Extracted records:
· · ·
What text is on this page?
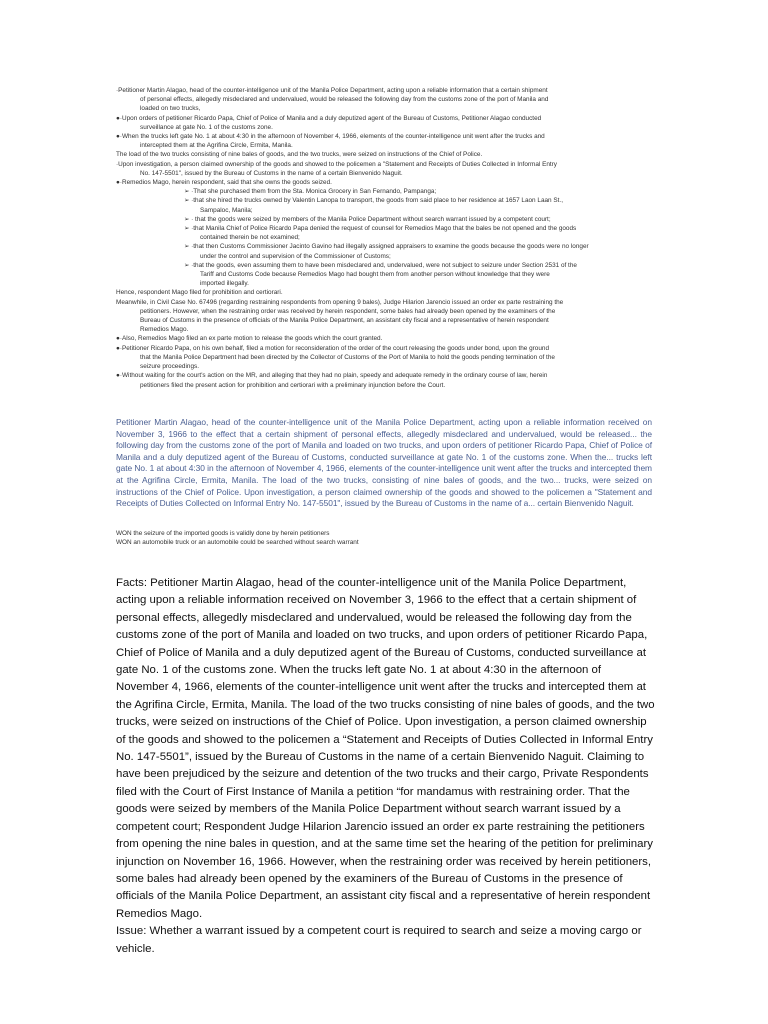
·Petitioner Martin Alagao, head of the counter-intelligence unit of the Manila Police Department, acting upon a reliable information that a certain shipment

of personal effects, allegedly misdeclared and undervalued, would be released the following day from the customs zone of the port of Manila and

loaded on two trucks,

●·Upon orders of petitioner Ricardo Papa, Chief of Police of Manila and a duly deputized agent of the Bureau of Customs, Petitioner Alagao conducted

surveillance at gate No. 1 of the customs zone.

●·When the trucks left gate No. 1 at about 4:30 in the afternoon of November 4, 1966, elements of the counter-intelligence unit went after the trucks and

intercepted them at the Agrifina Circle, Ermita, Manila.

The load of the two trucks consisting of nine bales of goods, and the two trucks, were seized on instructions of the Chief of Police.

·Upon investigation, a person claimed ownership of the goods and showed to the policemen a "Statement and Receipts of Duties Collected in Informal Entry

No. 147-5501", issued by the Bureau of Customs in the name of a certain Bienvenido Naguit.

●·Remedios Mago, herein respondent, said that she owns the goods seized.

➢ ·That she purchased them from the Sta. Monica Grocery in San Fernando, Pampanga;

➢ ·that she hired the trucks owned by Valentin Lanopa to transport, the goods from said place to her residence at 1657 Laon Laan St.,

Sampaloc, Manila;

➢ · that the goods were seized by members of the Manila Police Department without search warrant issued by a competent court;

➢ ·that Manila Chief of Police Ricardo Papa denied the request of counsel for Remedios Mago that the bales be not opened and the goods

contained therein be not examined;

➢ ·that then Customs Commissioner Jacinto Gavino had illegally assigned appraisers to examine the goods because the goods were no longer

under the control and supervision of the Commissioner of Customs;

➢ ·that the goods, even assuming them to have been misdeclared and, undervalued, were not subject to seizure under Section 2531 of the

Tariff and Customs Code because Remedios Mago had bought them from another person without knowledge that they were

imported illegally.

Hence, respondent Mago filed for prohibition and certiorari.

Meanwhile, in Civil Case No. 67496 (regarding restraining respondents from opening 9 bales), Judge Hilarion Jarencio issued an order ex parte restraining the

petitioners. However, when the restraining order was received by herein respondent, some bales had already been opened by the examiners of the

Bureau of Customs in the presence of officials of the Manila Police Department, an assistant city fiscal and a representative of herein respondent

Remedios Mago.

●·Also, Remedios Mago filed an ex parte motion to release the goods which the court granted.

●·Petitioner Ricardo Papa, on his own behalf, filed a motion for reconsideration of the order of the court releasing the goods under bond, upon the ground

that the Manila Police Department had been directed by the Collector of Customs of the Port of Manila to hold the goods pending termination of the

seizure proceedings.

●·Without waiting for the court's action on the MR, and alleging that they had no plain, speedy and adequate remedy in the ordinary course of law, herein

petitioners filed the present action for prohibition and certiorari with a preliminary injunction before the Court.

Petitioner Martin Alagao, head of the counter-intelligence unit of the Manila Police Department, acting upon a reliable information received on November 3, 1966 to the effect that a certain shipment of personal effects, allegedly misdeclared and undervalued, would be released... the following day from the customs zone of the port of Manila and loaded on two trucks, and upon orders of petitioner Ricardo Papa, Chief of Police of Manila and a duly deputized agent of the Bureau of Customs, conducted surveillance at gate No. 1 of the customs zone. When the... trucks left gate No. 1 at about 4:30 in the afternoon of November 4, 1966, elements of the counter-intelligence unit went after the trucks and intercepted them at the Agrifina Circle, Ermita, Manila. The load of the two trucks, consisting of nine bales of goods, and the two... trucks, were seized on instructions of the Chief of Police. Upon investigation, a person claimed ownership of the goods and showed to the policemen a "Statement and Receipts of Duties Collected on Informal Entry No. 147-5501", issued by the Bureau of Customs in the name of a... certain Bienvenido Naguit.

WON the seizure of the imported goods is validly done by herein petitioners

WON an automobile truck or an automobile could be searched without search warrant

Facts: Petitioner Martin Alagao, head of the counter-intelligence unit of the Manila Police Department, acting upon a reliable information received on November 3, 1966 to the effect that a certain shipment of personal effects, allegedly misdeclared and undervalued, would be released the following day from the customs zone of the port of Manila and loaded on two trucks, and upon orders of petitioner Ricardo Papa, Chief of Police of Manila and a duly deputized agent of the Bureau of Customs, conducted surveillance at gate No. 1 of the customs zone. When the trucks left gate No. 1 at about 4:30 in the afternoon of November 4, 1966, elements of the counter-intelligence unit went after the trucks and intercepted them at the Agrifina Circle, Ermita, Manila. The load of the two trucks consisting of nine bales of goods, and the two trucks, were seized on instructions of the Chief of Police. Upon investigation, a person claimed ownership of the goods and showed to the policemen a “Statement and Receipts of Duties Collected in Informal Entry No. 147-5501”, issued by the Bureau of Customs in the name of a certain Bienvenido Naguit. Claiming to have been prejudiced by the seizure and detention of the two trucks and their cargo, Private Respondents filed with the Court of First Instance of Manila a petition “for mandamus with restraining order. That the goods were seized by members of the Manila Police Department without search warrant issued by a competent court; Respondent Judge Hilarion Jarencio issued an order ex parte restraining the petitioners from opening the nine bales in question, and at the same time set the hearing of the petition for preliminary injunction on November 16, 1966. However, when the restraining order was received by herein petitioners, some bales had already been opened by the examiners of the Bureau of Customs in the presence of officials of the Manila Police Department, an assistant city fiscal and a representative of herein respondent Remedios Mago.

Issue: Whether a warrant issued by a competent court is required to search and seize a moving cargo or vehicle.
· · ·
#### Exercise prompt
Transcribe every entry word for word, but omit the pictures.

#### Response
What text is on this page?
·Petitioner Martin Alagao, head of the counter-intelligence unit of the Manila Police Department, acting upon a reliable information that a certain shipment

of personal effects, allegedly misdeclared and undervalued, would be released the following day from the customs zone of the port of Manila and

loaded on two trucks,

●·Upon orders of petitioner Ricardo Papa, Chief of Police of Manila and a duly deputized agent of the Bureau of Customs, Petitioner Alagao conducted

surveillance at gate No. 1 of the customs zone.

●·When the trucks left gate No. 1 at about 4:30 in the afternoon of November 4, 1966, elements of the counter-intelligence unit went after the trucks and

intercepted them at the Agrifina Circle, Ermita, Manila.

The load of the two trucks consisting of nine bales of goods, and the two trucks, were seized on instructions of the Chief of Police.

·Upon investigation, a person claimed ownership of the goods and showed to the policemen a "Statement and Receipts of Duties Collected in Informal Entry

No. 147-5501", issued by the Bureau of Customs in the name of a certain Bienvenido Naguit.

●·Remedios Mago, herein respondent, said that she owns the goods seized.

➢ ·That she purchased them from the Sta. Monica Grocery in San Fernando, Pampanga;

➢ ·that she hired the trucks owned by Valentin Lanopa to transport, the goods from said place to her residence at 1657 Laon Laan St.,

Sampaloc, Manila;

➢ · that the goods were seized by members of the Manila Police Department without search warrant issued by a competent court;

➢ ·that Manila Chief of Police Ricardo Papa denied the request of counsel for Remedios Mago that the bales be not opened and the goods

contained therein be not examined;

➢ ·that then Customs Commissioner Jacinto Gavino had illegally assigned appraisers to examine the goods because the goods were no longer

under the control and supervision of the Commissioner of Customs;

➢ ·that the goods, even assuming them to have been misdeclared and, undervalued, were not subject to seizure under Section 2531 of the

Tariff and Customs Code because Remedios Mago had bought them from another person without knowledge that they were

imported illegally.

Hence, respondent Mago filed for prohibition and certiorari.

Meanwhile, in Civil Case No. 67496 (regarding restraining respondents from opening 9 bales), Judge Hilarion Jarencio issued an order ex parte restraining the

petitioners. However, when the restraining order was received by herein respondent, some bales had already been opened by the examiners of the

Bureau of Customs in the presence of officials of the Manila Police Department, an assistant city fiscal and a representative of herein respondent

Remedios Mago.

●·Also, Remedios Mago filed an ex parte motion to release the goods which the court granted.

●·Petitioner Ricardo Papa, on his own behalf, filed a motion for reconsideration of the order of the court releasing the goods under bond, upon the ground

that the Manila Police Department had been directed by the Collector of Customs of the Port of Manila to hold the goods pending termination of the

seizure proceedings.

●·Without waiting for the court's action on the MR, and alleging that they had no plain, speedy and adequate remedy in the ordinary course of law, herein

petitioners filed the present action for prohibition and certiorari with a preliminary injunction before the Court.

Petitioner Martin Alagao, head of the counter-intelligence unit of the Manila Police Department, acting upon a reliable information received on November 3, 1966 to the effect that a certain shipment of personal effects, allegedly misdeclared and undervalued, would be released... the following day from the customs zone of the port of Manila and loaded on two trucks, and upon orders of petitioner Ricardo Papa, Chief of Police of Manila and a duly deputized agent of the Bureau of Customs, conducted surveillance at gate No. 1 of the customs zone. When the... trucks left gate No. 1 at about 4:30 in the afternoon of November 4, 1966, elements of the counter-intelligence unit went after the trucks and intercepted them at the Agrifina Circle, Ermita, Manila. The load of the two trucks, consisting of nine bales of goods, and the two... trucks, were seized on instructions of the Chief of Police. Upon investigation, a person claimed ownership of the goods and showed to the policemen a "Statement and Receipts of Duties Collected on Informal Entry No. 147-5501", issued by the Bureau of Customs in the name of a... certain Bienvenido Naguit.

WON the seizure of the imported goods is validly done by herein petitioners

WON an automobile truck or an automobile could be searched without search warrant

Facts: Petitioner Martin Alagao, head of the counter-intelligence unit of the Manila Police Department, acting upon a reliable information received on November 3, 1966 to the effect that a certain shipment of personal effects, allegedly misdeclared and undervalued, would be released the following day from the customs zone of the port of Manila and loaded on two trucks, and upon orders of petitioner Ricardo Papa, Chief of Police of Manila and a duly deputized agent of the Bureau of Customs, conducted surveillance at gate No. 1 of the customs zone. When the trucks left gate No. 1 at about 4:30 in the afternoon of November 4, 1966, elements of the counter-intelligence unit went after the trucks and intercepted them at the Agrifina Circle, Ermita, Manila. The load of the two trucks consisting of nine bales of goods, and the two trucks, were seized on instructions of the Chief of Police. Upon investigation, a person claimed ownership of the goods and showed to the policemen a “Statement and Receipts of Duties Collected in Informal Entry No. 147-5501”, issued by the Bureau of Customs in the name of a certain Bienvenido Naguit. Claiming to have been prejudiced by the seizure and detention of the two trucks and their cargo, Private Respondents filed with the Court of First Instance of Manila a petition “for mandamus with restraining order. That the goods were seized by members of the Manila Police Department without search warrant issued by a competent court; Respondent Judge Hilarion Jarencio issued an order ex parte restraining the petitioners from opening the nine bales in question, and at the same time set the hearing of the petition for preliminary injunction on November 16, 1966. However, when the restraining order was received by herein petitioners, some bales had already been opened by the examiners of the Bureau of Customs in the presence of officials of the Manila Police Department, an assistant city fiscal and a representative of herein respondent Remedios Mago.

Issue: Whether a warrant issued by a competent court is required to search and seize a moving cargo or vehicle.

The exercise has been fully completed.